● **TASK**:
Check every line of the entries that follow, and copy the ones containing "脆性破坏".

(Saved data entries)

>> Start

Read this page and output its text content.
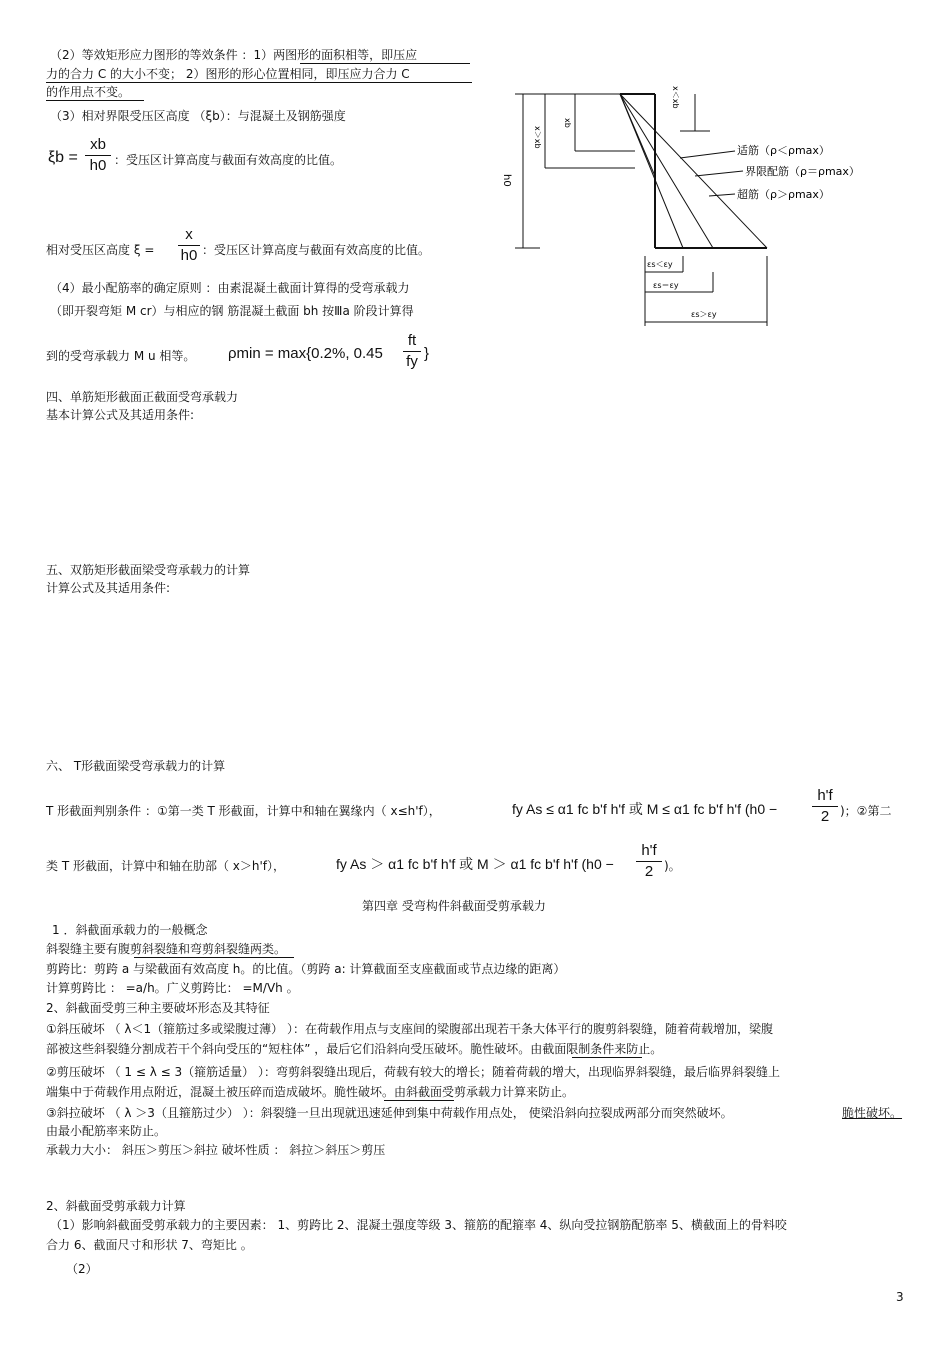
（2）等效矩形应力图形的等效条件 ：1）两图形的面积相等，即压应
力的合力 C 的大小不变； 2）图形的形心位置相同，即压应力合力 C
的作用点不变。
（3）相对界限受压区高度 （ξb）：与混凝土及钢筋强度
ξb =
xb
h0 ：受压区计算高度与截面有效高度的比值。
相对受压区高度 ξ =
x
h0 ：受压区计算高度与截面有效高度的比值。
（4）最小配筋率的确定原则 ：由素混凝土截面计算得的受弯承载力
（即开裂弯矩 M cr）与相应的钢 筋混凝土截面 bh 按Ⅲa 阶段计算得
到的受弯承载力 M u 相等。 ρmin = max{0.2%, 0.45
ft
fy }
h0
x＞xb
xb
x＜xb
适筋（ρ＜ρmax）
界限配筋（ρ＝ρmax）
超筋（ρ＞ρmax）
εs＜εy
εs＝εy
εs＞εy
四、单筋矩形截面正截面受弯承载力
基本计算公式及其适用条件:
五、双筋矩形截面梁受弯承载力的计算
计算公式及其适用条件:
六、 T形截面梁受弯承载力的计算
T 形截面判别条件 ：①第一类 T 形截面，计算中和轴在翼缘内（ x≤h'f），	fy As ≤ α1 fc b'f h'f 或 M ≤ α1 fc b'f h'f (h0 −
h'f
2 )；②第二
类 T 形截面，计算中和轴在肋部（ x＞h'f），	fy As ＞ α1 fc b'f h'f 或 M ＞ α1 fc b'f h'f (h0 −
h'f
2 )。
第四章 受弯构件斜截面受剪承载力
1 ．斜截面承载力的一般概念
斜裂缝主要有腹剪斜裂缝和弯剪斜裂缝两类。
剪跨比：剪跨 a 与梁截面有效高度 h。的比值。（剪跨 a: 计算截面至支座截面或节点边缘的距离）
计算剪跨比 ： =a/h。广义剪跨比： =M/Vh 。
2、斜截面受剪三种主要破坏形态及其特征
①斜压破坏 （ λ＜1（箍筋过多或梁腹过薄） ）：在荷载作用点与支座间的梁腹部出现若干条大体平行的腹剪斜裂缝，随着荷载增加，梁腹
部被这些斜裂缝分割成若干个斜向受压的“短柱体” ，最后它们沿斜向受压破坏。脆性破坏。由截面限制条件来防止。
②剪压破坏 （ 1 ≤ λ ≤ 3（箍筋适量） ）：弯剪斜裂缝出现后，荷载有较大的增长；随着荷载的增大，出现临界斜裂缝，最后临界斜裂缝上
端集中于荷载作用点附近，混凝土被压碎而造成破坏。脆性破坏。由斜截面受剪承载力计算来防止。
③斜拉破坏 （ λ ＞3（且箍筋过少） ）：斜裂缝一旦出现就迅速延伸到集中荷载作用点处， 使梁沿斜向拉裂成两部分而突然破坏。	脆性破坏。
由最小配筋率来防止。
承载力大小： 斜压＞剪压＞斜拉 破坏性质 ： 斜拉＞斜压＞剪压
2、斜截面受剪承载力计算
（1）影响斜截面受剪承载力的主要因素： 1、剪跨比 2、混凝土强度等级 3、箍筋的配箍率 4、纵向受拉钢筋配筋率 5、横截面上的骨料咬
合力 6、截面尺寸和形状 7、弯矩比 。
（2）
3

>> End

● **SOLVED EXERCISE**:
部被这些斜裂缝分割成若干个斜向受压的“短柱体” ，最后它们沿斜向受压破坏。脆性破坏。由截面限制条件来防止。
端集中于荷载作用点附近，混凝土被压碎而造成破坏。脆性破坏。由斜截面受剪承载力计算来防止。
③斜拉破坏 （ λ ＞3（且箍筋过少） ）：斜裂缝一旦出现就迅速延伸到集中荷载作用点处， 使梁沿斜向拉裂成两部分而突然破坏。	脆性破坏。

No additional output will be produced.